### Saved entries
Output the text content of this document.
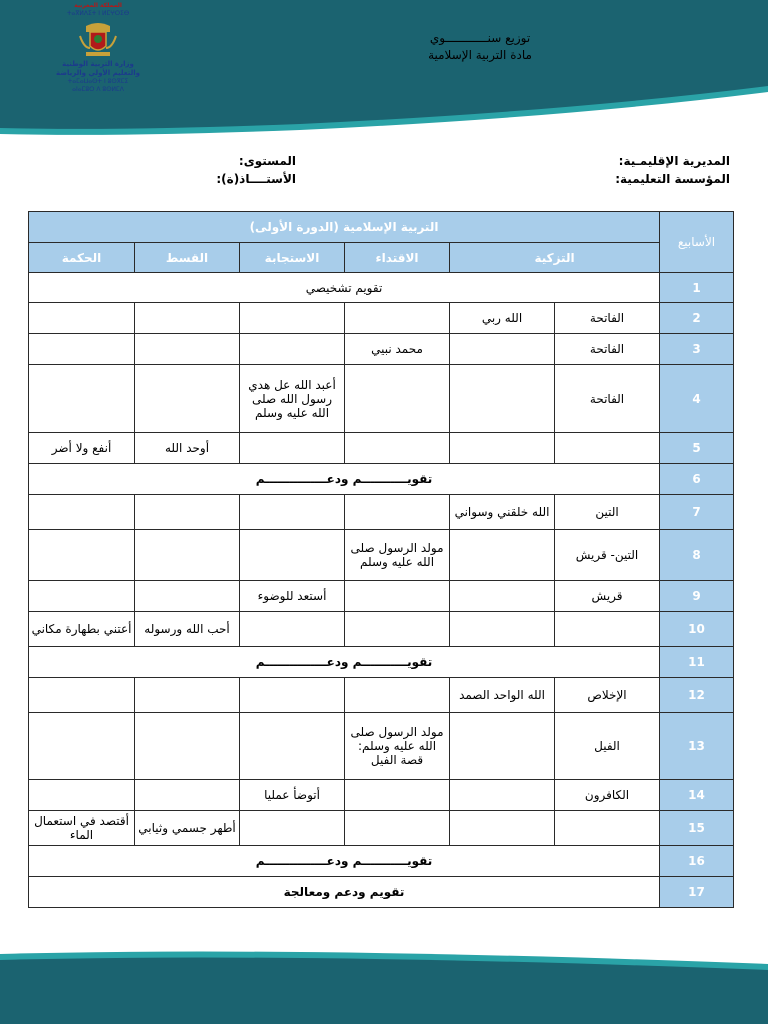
المملكة المغربية
ⵜⴰⴳⵍⴷⵉⵜ ⵏ ⵍⵎⵖⵔⵉⴱ
وزارة التربية الوطنية
والتعليم الأولي والرياضة
ⵜⴰⵎⴰⵡⴰⵙⵜ ⵏ ⵓⵙⴳⵎⵉ
ⴰⵏⴰⵎⵓⵔ ⴷ ⵓⵙⵍⵎⴷ
توزيع سنــــــــــــوي
مادة التربية الإسلامية
المديرية الإقليمـية:
المؤسسة التعليمية:
المستوى:
الأستــــاذ(ة):
الأسابيع	التربية الإسلامية (الدورة الأولى)					
	التزكية		الاقتداء	الاستجابة	القسط	الحكمة
1	تقويم تشخيصي					
2	الفاتحة	الله ربي				
3	الفاتحة		محمد نبيي			
4	الفاتحة			أعبد الله عل هدي رسول الله صلى الله عليه وسلم		
5					أوحد الله	أنفع ولا أضر
6	تقويـــــــــــم ودعـــــــــــــــم					
7	التين	الله خلقني وسواني				
8	التين- قريش		مولد الرسول صلى الله عليه وسلم			
9	قريش			أستعد للوضوء		
10					أحب الله ورسوله	أعتني بطهارة مكاني
11	تقويـــــــــــم ودعـــــــــــــــم					
12	الإخلاص	الله الواحد الصمد				
13	الفيل		مولد الرسول صلى الله عليه وسلم: قصة الفيل			
14	الكافرون			أتوضأ عمليا		
15					أطهر جسمي وثيابي	أقتصد في استعمال الماء
16	تقويـــــــــــم ودعـــــــــــــــم					
17	تقويم ودعم ومعالجة					
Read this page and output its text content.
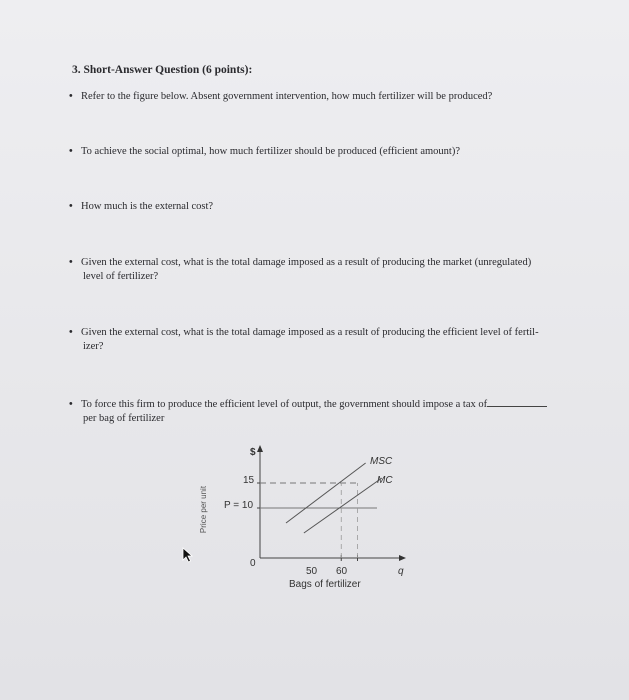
3. Short-Answer Question (6 points):

• Refer to the figure below. Absent government intervention, how much fertilizer will be produced?
• To achieve the social optimal, how much fertilizer should be produced (efficient amount)?
• How much is the external cost?
• Given the external cost, what is the total damage imposed as a result of producing the market (unregulated)
level of fertilizer?
• Given the external cost, what is the total damage imposed as a result of producing the efficient level of fertil-
izer?
• To force this firm to produce the efficient level of output, the government should impose a tax of
per bag of fertilizer
$
q
0
15
P = 10
50 60
Bags of fertilizer
MSC
MC
Price per unit
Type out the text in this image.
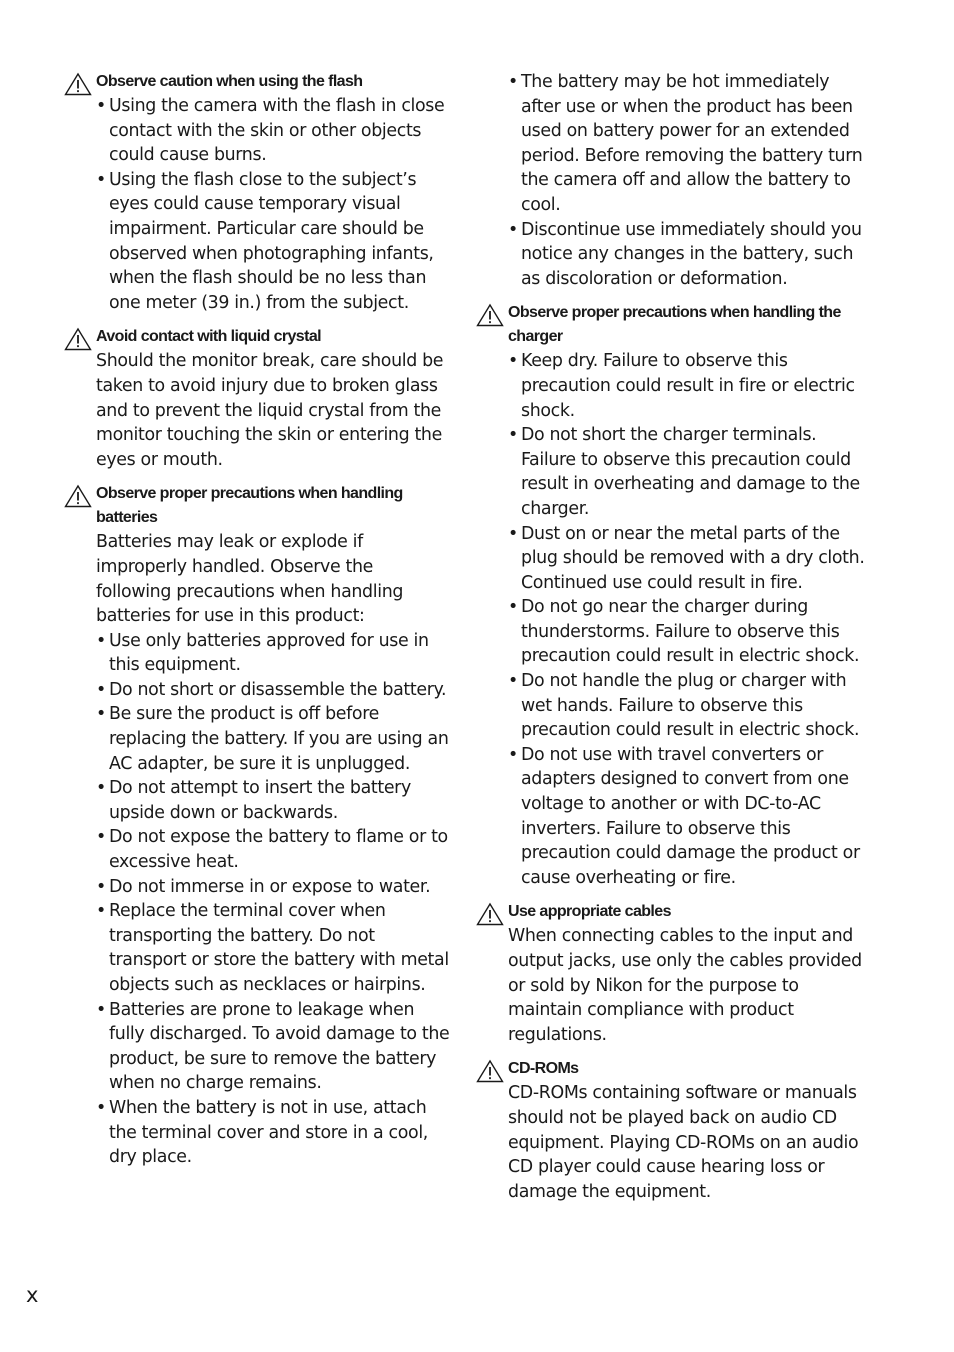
Observe caution when using the flash
• Using the camera with the flash in close contact with the skin or other objects could cause burns.
• Using the flash close to the subject’s eyes could cause temporary visual impairment. Particular care should be observed when photographing infants, when the flash should be no less than one meter (39 in.) from the subject.
Avoid contact with liquid crystal
Should the monitor break, care should be taken to avoid injury due to broken glass and to prevent the liquid crystal from the monitor touching the skin or entering the eyes or mouth.
Observe proper precautions when handling batteries
Batteries may leak or explode if improperly handled. Observe the following precautions when handling batteries for use in this product:
• Use only batteries approved for use in this equipment.
• Do not short or disassemble the battery.
• Be sure the product is off before replacing the battery. If you are using an AC adapter, be sure it is unplugged.
• Do not attempt to insert the battery upside down or backwards.
• Do not expose the battery to flame or to excessive heat.
• Do not immerse in or expose to water.
• Replace the terminal cover when transporting the battery. Do not transport or store the battery with metal objects such as necklaces or hairpins.
• Batteries are prone to leakage when fully discharged. To avoid damage to the product, be sure to remove the battery when no charge remains.
• When the battery is not in use, attach the terminal cover and store in a cool, dry place.
• The battery may be hot immediately after use or when the product has been used on battery power for an extended period. Before removing the battery turn the camera off and allow the battery to cool.
• Discontinue use immediately should you notice any changes in the battery, such as discoloration or deformation.
Observe proper precautions when handling the charger
• Keep dry. Failure to observe this precaution could result in fire or electric shock.
• Do not short the charger terminals. Failure to observe this precaution could result in overheating and damage to the charger.
• Dust on or near the metal parts of the plug should be removed with a dry cloth. Continued use could result in fire.
• Do not go near the charger during thunderstorms. Failure to observe this precaution could result in electric shock.
• Do not handle the plug or charger with wet hands. Failure to observe this precaution could result in electric shock.
• Do not use with travel converters or adapters designed to convert from one voltage to another or with DC-to-AC inverters. Failure to observe this precaution could damage the product or cause overheating or fire.
Use appropriate cables
When connecting cables to the input and output jacks, use only the cables provided or sold by Nikon for the purpose to maintain compliance with product regulations.
CD-ROMs
CD-ROMs containing software or manuals should not be played back on audio CD equipment. Playing CD-ROMs on an audio CD player could cause hearing loss or damage the equipment.
x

### What the task asks
Strip the images and reproduce the remaining records precisely.

### Solution for this exercise
Output the text content of this document.
المملكة المغربية
ⵜⴰⴳⵍⴷⵉⵜ ⵏ ⵍⵎⵖⵔⵉⴱ
وزارة التربية الوطنية
والتعليم الأولي والرياضة
ⵜⴰⵎⴰⵡⴰⵙⵜ ⵏ ⵓⵙⴳⵎⵉ
ⴰⵏⴰⵎⵓⵔ ⴷ ⵓⵙⵍⵎⴷ
توزيع سنــــــــــــوي
مادة التربية الإسلامية
المديرية الإقليمـية:
المؤسسة التعليمية:
المستوى:
الأستــــاذ(ة):
الأسابيع	التربية الإسلامية (الدورة الأولى)					
	التزكية		الاقتداء	الاستجابة	القسط	الحكمة
1	تقويم تشخيصي					
2	الفاتحة	الله ربي				
3	الفاتحة		محمد نبيي			
4	الفاتحة			أعبد الله عل هدي رسول الله صلى الله عليه وسلم		
5					أوحد الله	أنفع ولا أضر
6	تقويـــــــــــم ودعـــــــــــــــم					
7	التين	الله خلقني وسواني				
8	التين- قريش		مولد الرسول صلى الله عليه وسلم			
9	قريش			أستعد للوضوء		
10					أحب الله ورسوله	أعتني بطهارة مكاني
11	تقويـــــــــــم ودعـــــــــــــــم					
12	الإخلاص	الله الواحد الصمد				
13	الفيل		مولد الرسول صلى الله عليه وسلم: قصة الفيل			
14	الكافرون			أتوضأ عمليا		
15					أطهر جسمي وثيابي	أقتصد في استعمال الماء
16	تقويـــــــــــم ودعـــــــــــــــم					
17	تقويم ودعم ومعالجة					
Read this page and output its text content.
3. Short-Answer Question (6 points):

• Refer to the figure below. Absent government intervention, how much fertilizer will be produced?
• To achieve the social optimal, how much fertilizer should be produced (efficient amount)?
• How much is the external cost?
• Given the external cost, what is the total damage imposed as a result of producing the market (unregulated)
level of fertilizer?
• Given the external cost, what is the total damage imposed as a result of producing the efficient level of fertil-
izer?
• To force this firm to produce the efficient level of output, the government should impose a tax of
per bag of fertilizer
$
q
0
15
P = 10
50 60
Bags of fertilizer
MSC
MC
Price per unit
Type out the text in this image.
Observe caution when using the flash
• Using the camera with the flash in close contact with the skin or other objects could cause burns.
• Using the flash close to the subject’s eyes could cause temporary visual impairment. Particular care should be observed when photographing infants, when the flash should be no less than one meter (39 in.) from the subject.
Avoid contact with liquid crystal
Should the monitor break, care should be taken to avoid injury due to broken glass and to prevent the liquid crystal from the monitor touching the skin or entering the eyes or mouth.
Observe proper precautions when handling batteries
Batteries may leak or explode if improperly handled. Observe the following precautions when handling batteries for use in this product:
• Use only batteries approved for use in this equipment.
• Do not short or disassemble the battery.
• Be sure the product is off before replacing the battery. If you are using an AC adapter, be sure it is unplugged.
• Do not attempt to insert the battery upside down or backwards.
• Do not expose the battery to flame or to excessive heat.
• Do not immerse in or expose to water.
• Replace the terminal cover when transporting the battery. Do not transport or store the battery with metal objects such as necklaces or hairpins.
• Batteries are prone to leakage when fully discharged. To avoid damage to the product, be sure to remove the battery when no charge remains.
• When the battery is not in use, attach the terminal cover and store in a cool, dry place.
• The battery may be hot immediately after use or when the product has been used on battery power for an extended period. Before removing the battery turn the camera off and allow the battery to cool.
• Discontinue use immediately should you notice any changes in the battery, such as discoloration or deformation.
Observe proper precautions when handling the charger
• Keep dry. Failure to observe this precaution could result in fire or electric shock.
• Do not short the charger terminals. Failure to observe this precaution could result in overheating and damage to the charger.
• Dust on or near the metal parts of the plug should be removed with a dry cloth. Continued use could result in fire.
• Do not go near the charger during thunderstorms. Failure to observe this precaution could result in electric shock.
• Do not handle the plug or charger with wet hands. Failure to observe this precaution could result in electric shock.
• Do not use with travel converters or adapters designed to convert from one voltage to another or with DC-to-AC inverters. Failure to observe this precaution could damage the product or cause overheating or fire.
Use appropriate cables
When connecting cables to the input and output jacks, use only the cables provided or sold by Nikon for the purpose to maintain compliance with product regulations.
CD-ROMs
CD-ROMs containing software or manuals should not be played back on audio CD equipment. Playing CD-ROMs on an audio CD player could cause hearing loss or damage the equipment.
x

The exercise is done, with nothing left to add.